Start of SOURCE MATERIAL

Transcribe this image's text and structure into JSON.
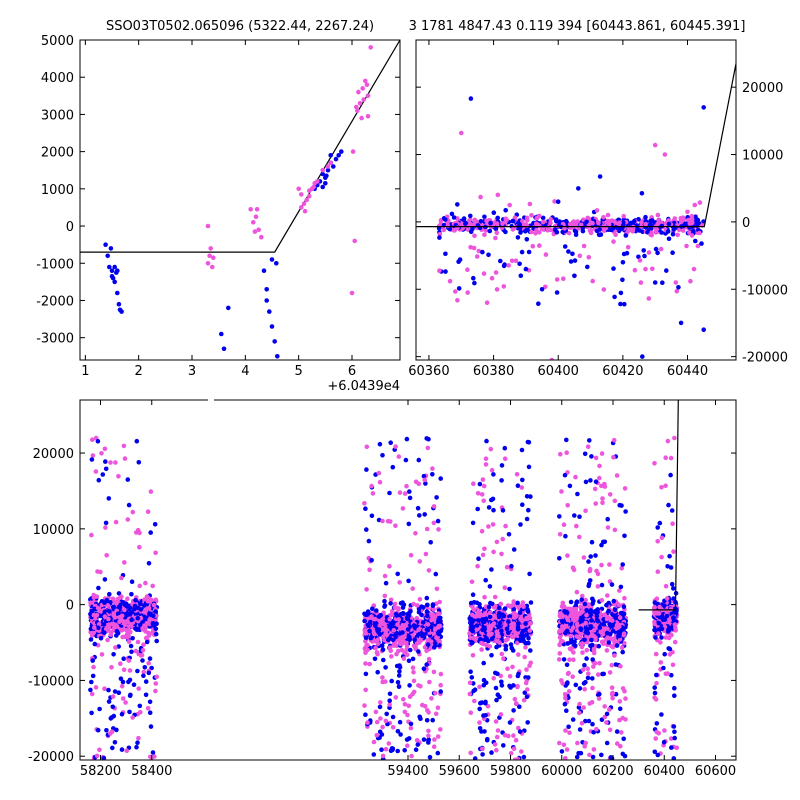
{
  "chart_data": [
    {
      "id": "top-left",
      "type": "scatter",
      "title": "SSO03T0502.065096 (5322.44, 2267.24)",
      "xlim": [
        0.9,
        6.9
      ],
      "ylim": [
        -3600,
        5000
      ],
      "x_ticks": [
        1,
        2,
        3,
        4,
        5,
        6
      ],
      "y_ticks": [
        -3000,
        -2000,
        -1000,
        0,
        1000,
        2000,
        3000,
        4000,
        5000
      ],
      "x_offset_label": "+6.0439e4",
      "grid": false,
      "colors": {
        "blue": "#0000ee",
        "pink": "#ee55dd",
        "line": "#000000"
      },
      "model_line": {
        "x": [
          0.9,
          4.35,
          4.55,
          6.9
        ],
        "y": [
          -700,
          -700,
          -700,
          5000
        ]
      },
      "series": [
        {
          "color": "blue",
          "x": [
            1.38,
            1.42,
            1.45,
            1.48,
            1.5,
            1.52,
            1.55,
            1.58,
            1.6,
            1.63,
            1.65,
            1.68,
            1.5,
            1.55,
            1.6
          ],
          "y": [
            -500,
            -800,
            -1100,
            -600,
            -1200,
            -1400,
            -1100,
            -1250,
            -1800,
            -2100,
            -2250,
            -2300,
            -1350,
            -1500,
            -1200
          ]
        },
        {
          "color": "blue",
          "x": [
            3.55,
            3.6,
            3.68,
            4.35,
            4.4,
            4.45,
            4.5,
            4.55,
            4.6,
            4.4,
            4.5,
            4.58
          ],
          "y": [
            -2900,
            -3300,
            -2200,
            -1200,
            -1700,
            -2300,
            -2700,
            -3100,
            -3500,
            -2000,
            -900,
            -1000
          ]
        },
        {
          "color": "blue",
          "x": [
            5.3,
            5.4,
            5.45,
            5.5,
            5.55,
            5.6,
            5.65,
            5.7,
            5.75,
            5.8,
            5.5,
            5.45,
            5.6,
            5.35,
            5.52
          ],
          "y": [
            1000,
            1200,
            1050,
            1300,
            1500,
            1700,
            1600,
            1800,
            1900,
            2000,
            1150,
            1400,
            1900,
            1100,
            1350
          ]
        },
        {
          "color": "pink",
          "x": [
            3.3,
            3.33,
            3.35,
            3.38,
            3.4,
            3.3,
            4.1,
            4.15,
            4.2,
            4.25,
            4.3,
            4.22,
            4.18
          ],
          "y": [
            -1000,
            -800,
            -600,
            -1100,
            -850,
            0,
            450,
            100,
            250,
            -100,
            -300,
            450,
            -150
          ]
        },
        {
          "color": "pink",
          "x": [
            5.0,
            5.05,
            5.1,
            5.15,
            5.2,
            5.25,
            5.3,
            5.05,
            5.12,
            5.2,
            5.28,
            5.35,
            5.45,
            5.55,
            5.6
          ],
          "y": [
            1000,
            850,
            600,
            700,
            950,
            1000,
            1150,
            500,
            400,
            800,
            1050,
            1200,
            1500,
            1600,
            1700
          ]
        },
        {
          "color": "pink",
          "x": [
            6.0,
            6.05,
            6.1,
            6.15,
            6.2,
            6.25,
            6.28,
            6.3,
            6.35,
            6.18,
            6.22,
            6.12,
            6.3,
            6.02,
            6.08
          ],
          "y": [
            -1800,
            -400,
            3100,
            3300,
            3700,
            3900,
            3800,
            3500,
            4800,
            2900,
            3400,
            3600,
            2950,
            2000,
            3200
          ]
        }
      ]
    },
    {
      "id": "top-right",
      "type": "scatter",
      "title": "3 1781 4847.43 0.119 394 [60443.861, 60445.391]",
      "xlim": [
        60356,
        60455
      ],
      "ylim": [
        -20500,
        27000
      ],
      "x_ticks": [
        60360,
        60380,
        60400,
        60420,
        60440
      ],
      "y_ticks": [
        -20000,
        -10000,
        0,
        10000,
        20000
      ],
      "y_axis_side": "right",
      "grid": false,
      "colors": {
        "blue": "#0000ee",
        "pink": "#ee55dd",
        "line": "#000000"
      },
      "model_line": {
        "x": [
          60356,
          60445.2,
          60455
        ],
        "y": [
          -700,
          -700,
          23500
        ]
      },
      "clusters": [
        {
          "x_range": [
            60363,
            60445
          ],
          "y_center": -500,
          "y_spread": 1200,
          "count": 550
        },
        {
          "x_range": [
            60363,
            60445
          ],
          "y_center": -4000,
          "y_spread": 7000,
          "count": 140
        }
      ],
      "outliers": {
        "pink": {
          "x": [
            60370,
            60372,
            60378,
            60385,
            60398,
            60405,
            60412,
            60427,
            60430,
            60433,
            60440,
            60442
          ],
          "y": [
            13200,
            -10500,
            -12000,
            2500,
            -20500,
            -8000,
            1700,
            -7000,
            11400,
            10000,
            1500,
            -7000
          ]
        },
        "blue": {
          "x": [
            60373,
            60390,
            60395,
            60400,
            60405,
            60420,
            60426,
            60430,
            60438,
            60445,
            60445
          ],
          "y": [
            18300,
            -7000,
            -10000,
            3000,
            -8000,
            -6000,
            -20000,
            -9000,
            -15000,
            17000,
            -16000
          ]
        }
      }
    },
    {
      "id": "bottom",
      "type": "scatter",
      "xlim": [
        58120,
        60680
      ],
      "ylim": [
        -20500,
        27000
      ],
      "x_ticks": [
        58200,
        58400,
        59400,
        59600,
        59800,
        60000,
        60200,
        60400,
        60600
      ],
      "y_ticks": [
        -20000,
        -10000,
        0,
        10000,
        20000
      ],
      "grid": false,
      "colors": {
        "blue": "#0000ee",
        "pink": "#ee55dd",
        "line": "#000000"
      },
      "model_line": {
        "x": [
          60300,
          60443.9,
          60455
        ],
        "y": [
          -700,
          -700,
          27000
        ]
      },
      "seasons": [
        {
          "x_range": [
            58160,
            58420
          ],
          "y_center": -1500,
          "y_spread": 2500,
          "count": 600,
          "tail_count": 180
        },
        {
          "x_range": [
            59230,
            59530
          ],
          "y_center": -3000,
          "y_spread": 2800,
          "count": 700,
          "tail_count": 240
        },
        {
          "x_range": [
            59640,
            59880
          ],
          "y_center": -2500,
          "y_spread": 2500,
          "count": 600,
          "tail_count": 200
        },
        {
          "x_range": [
            59990,
            60250
          ],
          "y_center": -2500,
          "y_spread": 2800,
          "count": 650,
          "tail_count": 230
        },
        {
          "x_range": [
            60360,
            60450
          ],
          "y_center": -1500,
          "y_spread": 2000,
          "count": 250,
          "tail_count": 80
        }
      ]
    }
  ]
}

End of SOURCE MATERIAL

(WRITTEN PROBLEM):
Leave the pictures out, and transcribe each of the records exactly.

(REPLY):
Transcribe this image's text and structure into JSON.
{
  "chart_data": [
    {
      "id": "top-left",
      "type": "scatter",
      "title": "SSO03T0502.065096 (5322.44, 2267.24)",
      "xlim": [
        0.9,
        6.9
      ],
      "ylim": [
        -3600,
        5000
      ],
      "x_ticks": [
        1,
        2,
        3,
        4,
        5,
        6
      ],
      "y_ticks": [
        -3000,
        -2000,
        -1000,
        0,
        1000,
        2000,
        3000,
        4000,
        5000
      ],
      "x_offset_label": "+6.0439e4",
      "grid": false,
      "colors": {
        "blue": "#0000ee",
        "pink": "#ee55dd",
        "line": "#000000"
      },
      "model_line": {
        "x": [
          0.9,
          4.35,
          4.55,
          6.9
        ],
        "y": [
          -700,
          -700,
          -700,
          5000
        ]
      },
      "series": [
        {
          "color": "blue",
          "x": [
            1.38,
            1.42,
            1.45,
            1.48,
            1.5,
            1.52,
            1.55,
            1.58,
            1.6,
            1.63,
            1.65,
            1.68,
            1.5,
            1.55,
            1.6
          ],
          "y": [
            -500,
            -800,
            -1100,
            -600,
            -1200,
            -1400,
            -1100,
            -1250,
            -1800,
            -2100,
            -2250,
            -2300,
            -1350,
            -1500,
            -1200
          ]
        },
        {
          "color": "blue",
          "x": [
            3.55,
            3.6,
            3.68,
            4.35,
            4.4,
            4.45,
            4.5,
            4.55,
            4.6,
            4.4,
            4.5,
            4.58
          ],
          "y": [
            -2900,
            -3300,
            -2200,
            -1200,
            -1700,
            -2300,
            -2700,
            -3100,
            -3500,
            -2000,
            -900,
            -1000
          ]
        },
        {
          "color": "blue",
          "x": [
            5.3,
            5.4,
            5.45,
            5.5,
            5.55,
            5.6,
            5.65,
            5.7,
            5.75,
            5.8,
            5.5,
            5.45,
            5.6,
            5.35,
            5.52
          ],
          "y": [
            1000,
            1200,
            1050,
            1300,
            1500,
            1700,
            1600,
            1800,
            1900,
            2000,
            1150,
            1400,
            1900,
            1100,
            1350
          ]
        },
        {
          "color": "pink",
          "x": [
            3.3,
            3.33,
            3.35,
            3.38,
            3.4,
            3.3,
            4.1,
            4.15,
            4.2,
            4.25,
            4.3,
            4.22,
            4.18
          ],
          "y": [
            -1000,
            -800,
            -600,
            -1100,
            -850,
            0,
            450,
            100,
            250,
            -100,
            -300,
            450,
            -150
          ]
        },
        {
          "color": "pink",
          "x": [
            5.0,
            5.05,
            5.1,
            5.15,
            5.2,
            5.25,
            5.3,
            5.05,
            5.12,
            5.2,
            5.28,
            5.35,
            5.45,
            5.55,
            5.6
          ],
          "y": [
            1000,
            850,
            600,
            700,
            950,
            1000,
            1150,
            500,
            400,
            800,
            1050,
            1200,
            1500,
            1600,
            1700
          ]
        },
        {
          "color": "pink",
          "x": [
            6.0,
            6.05,
            6.1,
            6.15,
            6.2,
            6.25,
            6.28,
            6.3,
            6.35,
            6.18,
            6.22,
            6.12,
            6.3,
            6.02,
            6.08
          ],
          "y": [
            -1800,
            -400,
            3100,
            3300,
            3700,
            3900,
            3800,
            3500,
            4800,
            2900,
            3400,
            3600,
            2950,
            2000,
            3200
          ]
        }
      ]
    },
    {
      "id": "top-right",
      "type": "scatter",
      "title": "3 1781 4847.43 0.119 394 [60443.861, 60445.391]",
      "xlim": [
        60356,
        60455
      ],
      "ylim": [
        -20500,
        27000
      ],
      "x_ticks": [
        60360,
        60380,
        60400,
        60420,
        60440
      ],
      "y_ticks": [
        -20000,
        -10000,
        0,
        10000,
        20000
      ],
      "y_axis_side": "right",
      "grid": false,
      "colors": {
        "blue": "#0000ee",
        "pink": "#ee55dd",
        "line": "#000000"
      },
      "model_line": {
        "x": [
          60356,
          60445.2,
          60455
        ],
        "y": [
          -700,
          -700,
          23500
        ]
      },
      "clusters": [
        {
          "x_range": [
            60363,
            60445
          ],
          "y_center": -500,
          "y_spread": 1200,
          "count": 550
        },
        {
          "x_range": [
            60363,
            60445
          ],
          "y_center": -4000,
          "y_spread": 7000,
          "count": 140
        }
      ],
      "outliers": {
        "pink": {
          "x": [
            60370,
            60372,
            60378,
            60385,
            60398,
            60405,
            60412,
            60427,
            60430,
            60433,
            60440,
            60442
          ],
          "y": [
            13200,
            -10500,
            -12000,
            2500,
            -20500,
            -8000,
            1700,
            -7000,
            11400,
            10000,
            1500,
            -7000
          ]
        },
        "blue": {
          "x": [
            60373,
            60390,
            60395,
            60400,
            60405,
            60420,
            60426,
            60430,
            60438,
            60445,
            60445
          ],
          "y": [
            18300,
            -7000,
            -10000,
            3000,
            -8000,
            -6000,
            -20000,
            -9000,
            -15000,
            17000,
            -16000
          ]
        }
      }
    },
    {
      "id": "bottom",
      "type": "scatter",
      "xlim": [
        58120,
        60680
      ],
      "ylim": [
        -20500,
        27000
      ],
      "x_ticks": [
        58200,
        58400,
        59400,
        59600,
        59800,
        60000,
        60200,
        60400,
        60600
      ],
      "y_ticks": [
        -20000,
        -10000,
        0,
        10000,
        20000
      ],
      "grid": false,
      "colors": {
        "blue": "#0000ee",
        "pink": "#ee55dd",
        "line": "#000000"
      },
      "model_line": {
        "x": [
          60300,
          60443.9,
          60455
        ],
        "y": [
          -700,
          -700,
          27000
        ]
      },
      "seasons": [
        {
          "x_range": [
            58160,
            58420
          ],
          "y_center": -1500,
          "y_spread": 2500,
          "count": 600,
          "tail_count": 180
        },
        {
          "x_range": [
            59230,
            59530
          ],
          "y_center": -3000,
          "y_spread": 2800,
          "count": 700,
          "tail_count": 240
        },
        {
          "x_range": [
            59640,
            59880
          ],
          "y_center": -2500,
          "y_spread": 2500,
          "count": 600,
          "tail_count": 200
        },
        {
          "x_range": [
            59990,
            60250
          ],
          "y_center": -2500,
          "y_spread": 2800,
          "count": 650,
          "tail_count": 230
        },
        {
          "x_range": [
            60360,
            60450
          ],
          "y_center": -1500,
          "y_spread": 2000,
          "count": 250,
          "tail_count": 80
        }
      ]
    }
  ]
}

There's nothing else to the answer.